- **Task requirements**: Leave out any picture and return the remaining listing below exactly as given.

- **Materials provided**:
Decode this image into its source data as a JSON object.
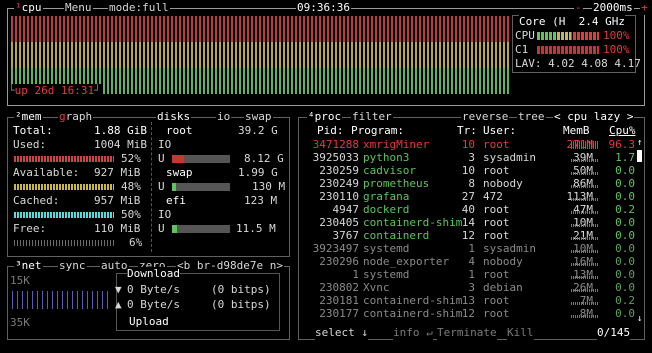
{
  "top": {
    "cpu_tab": "¹cpu",
    "menu": "Menu",
    "mode": "mode:full",
    "clock": "09:36:36",
    "minus": "-",
    "interval": "2000ms",
    "plus": "+"
  },
  "cpu": {
    "header": "Core (H  2.4 GHz",
    "rows": [
      {
        "label": "CPU",
        "pct": "100%",
        "value": 1.0
      },
      {
        "label": "C1",
        "pct": "100%",
        "value": 1.0
      }
    ],
    "lav_label": "LAV:",
    "lav": "4.02 4.08 4.17",
    "uptime": "up 26d 16:31"
  },
  "mem": {
    "tab": "²mem",
    "graph": "graph",
    "total_label": "Total:",
    "total": "1.88 GiB",
    "used_label": "Used:",
    "used": "1004 MiB",
    "used_pct": "52%",
    "used_frac": 0.52,
    "available_label": "Available:",
    "available": "927 MiB",
    "available_pct": "48%",
    "available_frac": 0.48,
    "cached_label": "Cached:",
    "cached": "957 MiB",
    "cached_pct": "50%",
    "cached_frac": 0.5,
    "free_label": "Free:",
    "free": "110 MiB",
    "free_pct": "6%",
    "free_frac": 0.06
  },
  "disks": {
    "tab": "disks",
    "io": "io",
    "swap": "swap",
    "root_label": "root",
    "root_size": "39.2 G",
    "io_label": "IO",
    "u_label": "U",
    "root_used": "8.12 G",
    "root_frac": 0.21,
    "swap_label": "swap",
    "swap_size": "1.99 G",
    "swap_used": "130 M",
    "swap_frac": 0.07,
    "efi_label": "efi",
    "efi_size": "123 M",
    "efi_used": "11.5 M",
    "efi_frac": 0.09
  },
  "net": {
    "tab": "³net",
    "sync": "sync",
    "auto": "auto",
    "zero": "zero",
    "iface": "<b br-d98de7e n>",
    "scale_top": "15K",
    "scale_bottom": "35K",
    "download": "Download",
    "down_rate": "0 Byte/s",
    "down_bits": "(0 bitps)",
    "up_rate": "0 Byte/s",
    "up_bits": "(0 bitps)",
    "upload": "Upload"
  },
  "proc": {
    "tab": "⁴proc",
    "filter": "filter",
    "reverse": "reverse",
    "tree": "tree",
    "sort": "< cpu lazy >",
    "columns": {
      "pid": "Pid:",
      "program": "Program:",
      "tr": "Tr:",
      "user": "User:",
      "mem": "MemB",
      "cpu": "Cpu%"
    },
    "rows": [
      {
        "pid": "3471288",
        "program": "xmrigMiner",
        "tr": "10",
        "user": "root",
        "mem": "271M",
        "cpu": "96.3"
      },
      {
        "pid": "3925033",
        "program": "python3",
        "tr": "3",
        "user": "sysadmin",
        "mem": "39M",
        "cpu": "1.7"
      },
      {
        "pid": "230259",
        "program": "cadvisor",
        "tr": "10",
        "user": "root",
        "mem": "50M",
        "cpu": "0.0"
      },
      {
        "pid": "230249",
        "program": "prometheus",
        "tr": "8",
        "user": "nobody",
        "mem": "86M",
        "cpu": "0.0"
      },
      {
        "pid": "230110",
        "program": "grafana",
        "tr": "27",
        "user": "472",
        "mem": "113M",
        "cpu": "0.0"
      },
      {
        "pid": "4947",
        "program": "dockerd",
        "tr": "40",
        "user": "root",
        "mem": "47M",
        "cpu": "0.2"
      },
      {
        "pid": "230405",
        "program": "containerd-shim",
        "tr": "14",
        "user": "root",
        "mem": "10M",
        "cpu": "0.0"
      },
      {
        "pid": "3767",
        "program": "containerd",
        "tr": "12",
        "user": "root",
        "mem": "21M",
        "cpu": "0.0"
      },
      {
        "pid": "3923497",
        "program": "systemd",
        "tr": "1",
        "user": "sysadmin",
        "mem": "10M",
        "cpu": "0.0"
      },
      {
        "pid": "230296",
        "program": "node_exporter",
        "tr": "4",
        "user": "nobody",
        "mem": "16M",
        "cpu": "0.0"
      },
      {
        "pid": "1",
        "program": "systemd",
        "tr": "1",
        "user": "root",
        "mem": "13M",
        "cpu": "0.0"
      },
      {
        "pid": "230802",
        "program": "Xvnc",
        "tr": "3",
        "user": "debian",
        "mem": "26M",
        "cpu": "0.0"
      },
      {
        "pid": "230181",
        "program": "containerd-shim",
        "tr": "13",
        "user": "root",
        "mem": "7M",
        "cpu": "0.2"
      },
      {
        "pid": "230177",
        "program": "containerd-shim",
        "tr": "12",
        "user": "root",
        "mem": "8M",
        "cpu": "0.0"
      }
    ],
    "select": "select ↓",
    "info": "info ↵",
    "terminate": "Terminate",
    "kill": "Kill",
    "count": "0/145"
  },
  "colors": {
    "border": "#606060",
    "accent": "#e23b3b",
    "green": "#5fc35f",
    "cyan": "#5fd7d7",
    "yellow": "#c7b55a",
    "dim": "#7a7a7a"
  }
}
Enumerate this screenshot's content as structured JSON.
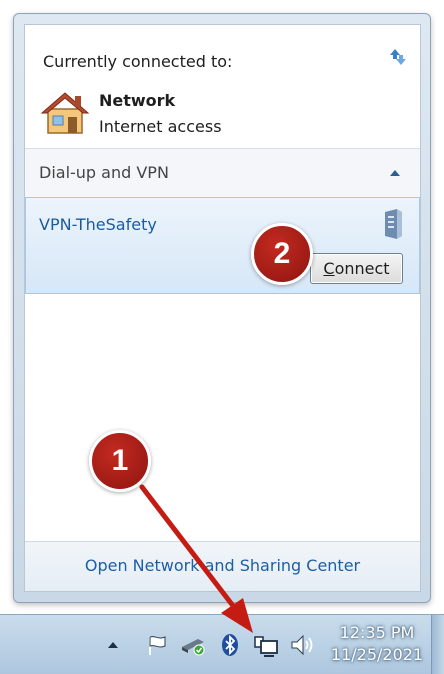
{
  "flyout": {
    "connected_title": "Currently connected to:",
    "network": {
      "name": "Network",
      "status": "Internet access"
    },
    "dialup_section": {
      "title": "Dial-up and VPN"
    },
    "vpn": {
      "name": "VPN-TheSafety",
      "connect_label_underlined": "C",
      "connect_label_rest": "onnect"
    },
    "footer_link": "Open Network and Sharing Center"
  },
  "taskbar": {
    "time": "12:35 PM",
    "date": "11/25/2021",
    "tray_icons": [
      "show-hidden-icons-arrow",
      "action-center-flag-icon",
      "usb-device-icon",
      "bluetooth-icon",
      "network-icon",
      "volume-icon"
    ]
  },
  "annotations": {
    "step_1": "1",
    "step_2": "2"
  },
  "colors": {
    "link": "#1c5fa5",
    "badge": "#a01c16",
    "taskbar": "#b9d0e4"
  }
}
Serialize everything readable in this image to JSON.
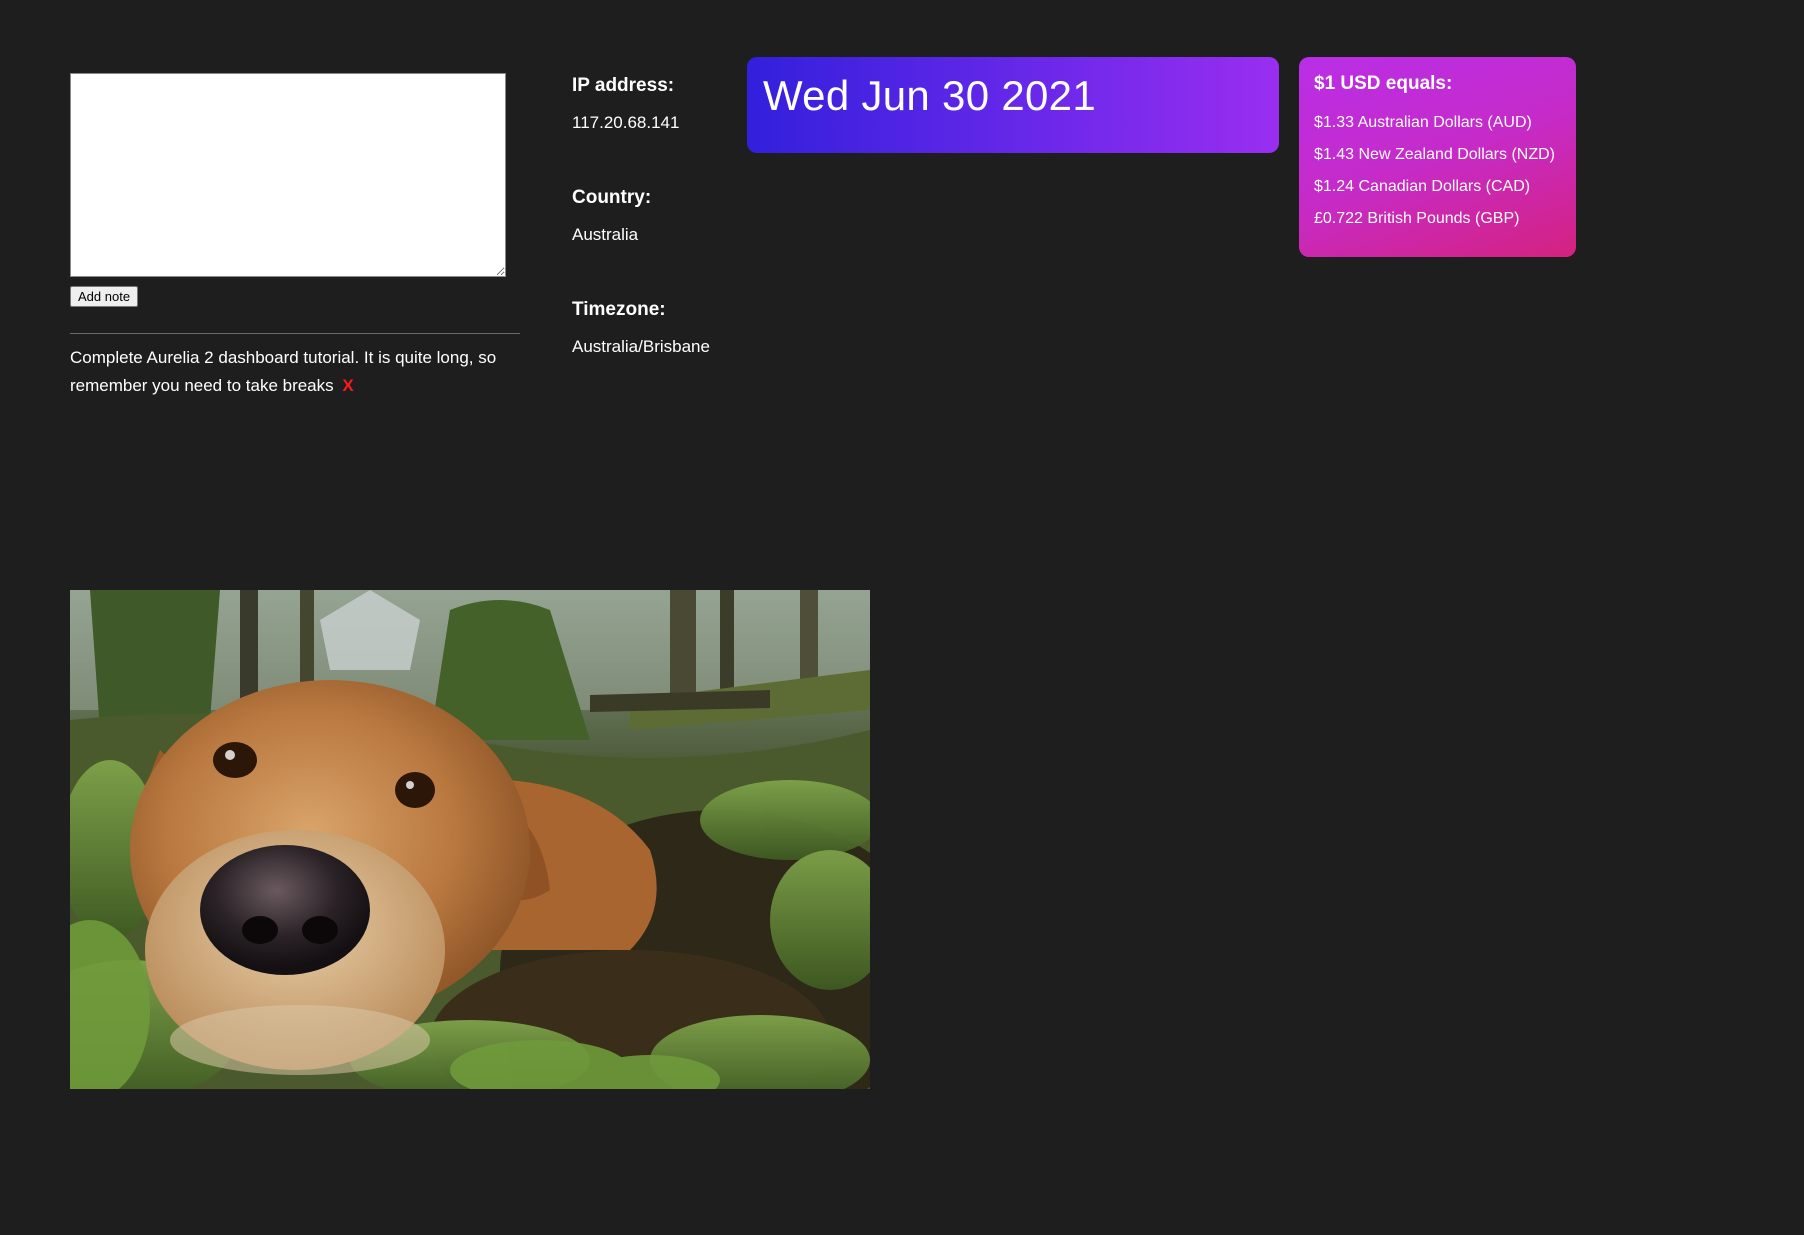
{
  "notes": {
    "textarea_value": "",
    "add_button_label": "Add note",
    "items": [
      {
        "text": "Complete Aurelia 2 dashboard tutorial. It is quite long, so remember you need to take breaks",
        "remove_label": "X"
      }
    ]
  },
  "ipinfo": {
    "ip_label": "IP address:",
    "ip_value": "117.20.68.141",
    "country_label": "Country:",
    "country_value": "Australia",
    "timezone_label": "Timezone:",
    "timezone_value": "Australia/Brisbane"
  },
  "date_card": {
    "date": "Wed Jun 30 2021",
    "gradient_start": "#3220dc",
    "gradient_end": "#9a2ef0"
  },
  "currency": {
    "title": "$1 USD equals:",
    "rates": [
      "$1.33 Australian Dollars (AUD)",
      "$1.43 New Zealand Dollars (NZD)",
      "$1.24 Canadian Dollars (CAD)",
      "£0.722 British Pounds (GBP)"
    ],
    "gradient_start": "#b92ee8",
    "gradient_end": "#d5227f"
  },
  "photo": {
    "alt": "dog-photo"
  },
  "colors": {
    "background": "#1e1e1e",
    "remove_x": "#ff1a1a"
  }
}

- **Problem solution**:
Decode this image into its source data as a JSON object.
{
  "top": {
    "cpu_tab": "¹cpu",
    "menu": "Menu",
    "mode": "mode:full",
    "clock": "09:36:36",
    "minus": "-",
    "interval": "2000ms",
    "plus": "+"
  },
  "cpu": {
    "header": "Core (H  2.4 GHz",
    "rows": [
      {
        "label": "CPU",
        "pct": "100%",
        "value": 1.0
      },
      {
        "label": "C1",
        "pct": "100%",
        "value": 1.0
      }
    ],
    "lav_label": "LAV:",
    "lav": "4.02 4.08 4.17",
    "uptime": "up 26d 16:31"
  },
  "mem": {
    "tab": "²mem",
    "graph": "graph",
    "total_label": "Total:",
    "total": "1.88 GiB",
    "used_label": "Used:",
    "used": "1004 MiB",
    "used_pct": "52%",
    "used_frac": 0.52,
    "available_label": "Available:",
    "available": "927 MiB",
    "available_pct": "48%",
    "available_frac": 0.48,
    "cached_label": "Cached:",
    "cached": "957 MiB",
    "cached_pct": "50%",
    "cached_frac": 0.5,
    "free_label": "Free:",
    "free": "110 MiB",
    "free_pct": "6%",
    "free_frac": 0.06
  },
  "disks": {
    "tab": "disks",
    "io": "io",
    "swap": "swap",
    "root_label": "root",
    "root_size": "39.2 G",
    "io_label": "IO",
    "u_label": "U",
    "root_used": "8.12 G",
    "root_frac": 0.21,
    "swap_label": "swap",
    "swap_size": "1.99 G",
    "swap_used": "130 M",
    "swap_frac": 0.07,
    "efi_label": "efi",
    "efi_size": "123 M",
    "efi_used": "11.5 M",
    "efi_frac": 0.09
  },
  "net": {
    "tab": "³net",
    "sync": "sync",
    "auto": "auto",
    "zero": "zero",
    "iface": "<b br-d98de7e n>",
    "scale_top": "15K",
    "scale_bottom": "35K",
    "download": "Download",
    "down_rate": "0 Byte/s",
    "down_bits": "(0 bitps)",
    "up_rate": "0 Byte/s",
    "up_bits": "(0 bitps)",
    "upload": "Upload"
  },
  "proc": {
    "tab": "⁴proc",
    "filter": "filter",
    "reverse": "reverse",
    "tree": "tree",
    "sort": "< cpu lazy >",
    "columns": {
      "pid": "Pid:",
      "program": "Program:",
      "tr": "Tr:",
      "user": "User:",
      "mem": "MemB",
      "cpu": "Cpu%"
    },
    "rows": [
      {
        "pid": "3471288",
        "program": "xmrigMiner",
        "tr": "10",
        "user": "root",
        "mem": "271M",
        "cpu": "96.3"
      },
      {
        "pid": "3925033",
        "program": "python3",
        "tr": "3",
        "user": "sysadmin",
        "mem": "39M",
        "cpu": "1.7"
      },
      {
        "pid": "230259",
        "program": "cadvisor",
        "tr": "10",
        "user": "root",
        "mem": "50M",
        "cpu": "0.0"
      },
      {
        "pid": "230249",
        "program": "prometheus",
        "tr": "8",
        "user": "nobody",
        "mem": "86M",
        "cpu": "0.0"
      },
      {
        "pid": "230110",
        "program": "grafana",
        "tr": "27",
        "user": "472",
        "mem": "113M",
        "cpu": "0.0"
      },
      {
        "pid": "4947",
        "program": "dockerd",
        "tr": "40",
        "user": "root",
        "mem": "47M",
        "cpu": "0.2"
      },
      {
        "pid": "230405",
        "program": "containerd-shim",
        "tr": "14",
        "user": "root",
        "mem": "10M",
        "cpu": "0.0"
      },
      {
        "pid": "3767",
        "program": "containerd",
        "tr": "12",
        "user": "root",
        "mem": "21M",
        "cpu": "0.0"
      },
      {
        "pid": "3923497",
        "program": "systemd",
        "tr": "1",
        "user": "sysadmin",
        "mem": "10M",
        "cpu": "0.0"
      },
      {
        "pid": "230296",
        "program": "node_exporter",
        "tr": "4",
        "user": "nobody",
        "mem": "16M",
        "cpu": "0.0"
      },
      {
        "pid": "1",
        "program": "systemd",
        "tr": "1",
        "user": "root",
        "mem": "13M",
        "cpu": "0.0"
      },
      {
        "pid": "230802",
        "program": "Xvnc",
        "tr": "3",
        "user": "debian",
        "mem": "26M",
        "cpu": "0.0"
      },
      {
        "pid": "230181",
        "program": "containerd-shim",
        "tr": "13",
        "user": "root",
        "mem": "7M",
        "cpu": "0.2"
      },
      {
        "pid": "230177",
        "program": "containerd-shim",
        "tr": "12",
        "user": "root",
        "mem": "8M",
        "cpu": "0.0"
      }
    ],
    "select": "select ↓",
    "info": "info ↵",
    "terminate": "Terminate",
    "kill": "Kill",
    "count": "0/145"
  },
  "colors": {
    "border": "#606060",
    "accent": "#e23b3b",
    "green": "#5fc35f",
    "cyan": "#5fd7d7",
    "yellow": "#c7b55a",
    "dim": "#7a7a7a"
  }
}
Enumerate this screenshot's content as structured JSON.
{
  "flyout": {
    "connected_title": "Currently connected to:",
    "network": {
      "name": "Network",
      "status": "Internet access"
    },
    "dialup_section": {
      "title": "Dial-up and VPN"
    },
    "vpn": {
      "name": "VPN-TheSafety",
      "connect_label_underlined": "C",
      "connect_label_rest": "onnect"
    },
    "footer_link": "Open Network and Sharing Center"
  },
  "taskbar": {
    "time": "12:35 PM",
    "date": "11/25/2021",
    "tray_icons": [
      "show-hidden-icons-arrow",
      "action-center-flag-icon",
      "usb-device-icon",
      "bluetooth-icon",
      "network-icon",
      "volume-icon"
    ]
  },
  "annotations": {
    "step_1": "1",
    "step_2": "2"
  },
  "colors": {
    "link": "#1c5fa5",
    "badge": "#a01c16",
    "taskbar": "#b9d0e4"
  }
}
Serialize everything readable in this image to JSON.
{
  "notes": {
    "textarea_value": "",
    "add_button_label": "Add note",
    "items": [
      {
        "text": "Complete Aurelia 2 dashboard tutorial. It is quite long, so remember you need to take breaks",
        "remove_label": "X"
      }
    ]
  },
  "ipinfo": {
    "ip_label": "IP address:",
    "ip_value": "117.20.68.141",
    "country_label": "Country:",
    "country_value": "Australia",
    "timezone_label": "Timezone:",
    "timezone_value": "Australia/Brisbane"
  },
  "date_card": {
    "date": "Wed Jun 30 2021",
    "gradient_start": "#3220dc",
    "gradient_end": "#9a2ef0"
  },
  "currency": {
    "title": "$1 USD equals:",
    "rates": [
      "$1.33 Australian Dollars (AUD)",
      "$1.43 New Zealand Dollars (NZD)",
      "$1.24 Canadian Dollars (CAD)",
      "£0.722 British Pounds (GBP)"
    ],
    "gradient_start": "#b92ee8",
    "gradient_end": "#d5227f"
  },
  "photo": {
    "alt": "dog-photo"
  },
  "colors": {
    "background": "#1e1e1e",
    "remove_x": "#ff1a1a"
  }
}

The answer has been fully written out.